Read the records and gather each line that includes "Placement".

---------- Information supplied

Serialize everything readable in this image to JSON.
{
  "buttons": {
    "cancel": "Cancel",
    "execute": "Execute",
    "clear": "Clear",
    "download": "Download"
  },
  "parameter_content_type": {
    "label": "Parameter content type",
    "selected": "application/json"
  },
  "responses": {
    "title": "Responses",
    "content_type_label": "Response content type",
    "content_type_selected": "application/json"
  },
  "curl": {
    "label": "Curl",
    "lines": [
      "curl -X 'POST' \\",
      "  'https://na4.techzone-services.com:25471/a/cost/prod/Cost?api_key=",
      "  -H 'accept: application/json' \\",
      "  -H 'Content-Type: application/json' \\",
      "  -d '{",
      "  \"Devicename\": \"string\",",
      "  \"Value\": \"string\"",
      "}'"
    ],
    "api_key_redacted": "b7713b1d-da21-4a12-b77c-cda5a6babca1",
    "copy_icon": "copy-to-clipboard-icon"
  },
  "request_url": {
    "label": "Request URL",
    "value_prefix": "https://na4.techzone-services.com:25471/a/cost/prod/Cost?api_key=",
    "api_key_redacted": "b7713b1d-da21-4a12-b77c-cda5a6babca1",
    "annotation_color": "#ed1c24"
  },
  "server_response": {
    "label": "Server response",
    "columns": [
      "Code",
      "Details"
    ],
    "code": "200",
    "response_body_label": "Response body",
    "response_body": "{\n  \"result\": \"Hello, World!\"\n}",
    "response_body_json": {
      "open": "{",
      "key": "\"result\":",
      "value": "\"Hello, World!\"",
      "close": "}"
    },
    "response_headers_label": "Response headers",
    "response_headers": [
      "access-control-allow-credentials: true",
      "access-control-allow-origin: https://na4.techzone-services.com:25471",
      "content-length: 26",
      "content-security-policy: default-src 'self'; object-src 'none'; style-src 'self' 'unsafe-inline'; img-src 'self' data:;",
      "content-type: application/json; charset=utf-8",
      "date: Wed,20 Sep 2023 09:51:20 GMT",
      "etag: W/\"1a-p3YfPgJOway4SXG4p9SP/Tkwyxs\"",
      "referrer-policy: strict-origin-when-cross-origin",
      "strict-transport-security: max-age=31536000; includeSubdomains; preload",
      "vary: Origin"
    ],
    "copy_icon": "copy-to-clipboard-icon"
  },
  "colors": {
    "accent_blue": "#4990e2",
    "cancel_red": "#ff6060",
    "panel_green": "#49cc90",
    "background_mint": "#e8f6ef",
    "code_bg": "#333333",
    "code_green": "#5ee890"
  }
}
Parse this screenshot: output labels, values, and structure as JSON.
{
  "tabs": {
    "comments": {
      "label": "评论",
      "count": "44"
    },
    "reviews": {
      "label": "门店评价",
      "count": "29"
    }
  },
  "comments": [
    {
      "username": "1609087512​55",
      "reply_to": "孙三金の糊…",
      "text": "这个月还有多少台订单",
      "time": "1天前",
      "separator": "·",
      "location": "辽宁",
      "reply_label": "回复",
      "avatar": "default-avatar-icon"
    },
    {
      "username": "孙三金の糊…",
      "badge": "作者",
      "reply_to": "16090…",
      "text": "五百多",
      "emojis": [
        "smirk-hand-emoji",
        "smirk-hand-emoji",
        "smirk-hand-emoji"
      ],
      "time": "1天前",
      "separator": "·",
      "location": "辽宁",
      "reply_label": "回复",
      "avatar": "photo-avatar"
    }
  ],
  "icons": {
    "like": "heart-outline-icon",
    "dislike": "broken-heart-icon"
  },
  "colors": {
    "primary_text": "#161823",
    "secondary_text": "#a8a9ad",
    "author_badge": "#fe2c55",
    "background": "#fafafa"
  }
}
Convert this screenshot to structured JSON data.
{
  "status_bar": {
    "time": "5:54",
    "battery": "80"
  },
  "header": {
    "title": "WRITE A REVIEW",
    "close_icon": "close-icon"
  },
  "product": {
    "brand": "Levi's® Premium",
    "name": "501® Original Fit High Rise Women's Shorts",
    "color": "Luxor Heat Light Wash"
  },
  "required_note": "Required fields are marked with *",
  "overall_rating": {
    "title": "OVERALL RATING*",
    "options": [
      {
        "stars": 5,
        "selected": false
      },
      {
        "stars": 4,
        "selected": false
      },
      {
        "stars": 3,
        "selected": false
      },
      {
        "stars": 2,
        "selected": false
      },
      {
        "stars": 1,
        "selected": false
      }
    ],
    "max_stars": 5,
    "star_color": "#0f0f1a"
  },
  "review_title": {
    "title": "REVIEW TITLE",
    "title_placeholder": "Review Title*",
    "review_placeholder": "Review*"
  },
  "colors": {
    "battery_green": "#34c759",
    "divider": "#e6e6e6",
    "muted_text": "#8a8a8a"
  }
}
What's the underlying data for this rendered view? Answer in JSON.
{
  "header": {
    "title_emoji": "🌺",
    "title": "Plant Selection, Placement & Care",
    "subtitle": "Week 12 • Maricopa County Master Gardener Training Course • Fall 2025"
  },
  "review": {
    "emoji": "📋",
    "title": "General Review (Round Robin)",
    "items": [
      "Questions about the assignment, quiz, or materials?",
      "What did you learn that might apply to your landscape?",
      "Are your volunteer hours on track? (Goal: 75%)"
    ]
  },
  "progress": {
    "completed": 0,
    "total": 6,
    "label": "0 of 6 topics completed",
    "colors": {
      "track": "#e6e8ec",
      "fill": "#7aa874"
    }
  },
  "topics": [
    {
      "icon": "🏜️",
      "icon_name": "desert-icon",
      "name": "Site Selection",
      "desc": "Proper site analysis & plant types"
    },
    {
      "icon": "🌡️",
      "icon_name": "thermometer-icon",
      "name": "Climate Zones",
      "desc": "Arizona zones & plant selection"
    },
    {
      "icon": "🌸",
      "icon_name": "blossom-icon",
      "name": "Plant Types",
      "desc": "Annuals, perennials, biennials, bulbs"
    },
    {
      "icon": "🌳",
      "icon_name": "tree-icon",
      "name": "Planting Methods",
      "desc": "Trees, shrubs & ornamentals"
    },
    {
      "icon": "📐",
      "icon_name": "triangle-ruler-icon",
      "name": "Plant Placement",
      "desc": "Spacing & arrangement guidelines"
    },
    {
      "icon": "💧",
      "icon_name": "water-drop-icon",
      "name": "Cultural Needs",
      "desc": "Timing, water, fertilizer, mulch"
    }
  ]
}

--------------------

*Answer to the exercise*.
    "title": "Plant Selection, Placement & Care",
      "name": "Plant Placement",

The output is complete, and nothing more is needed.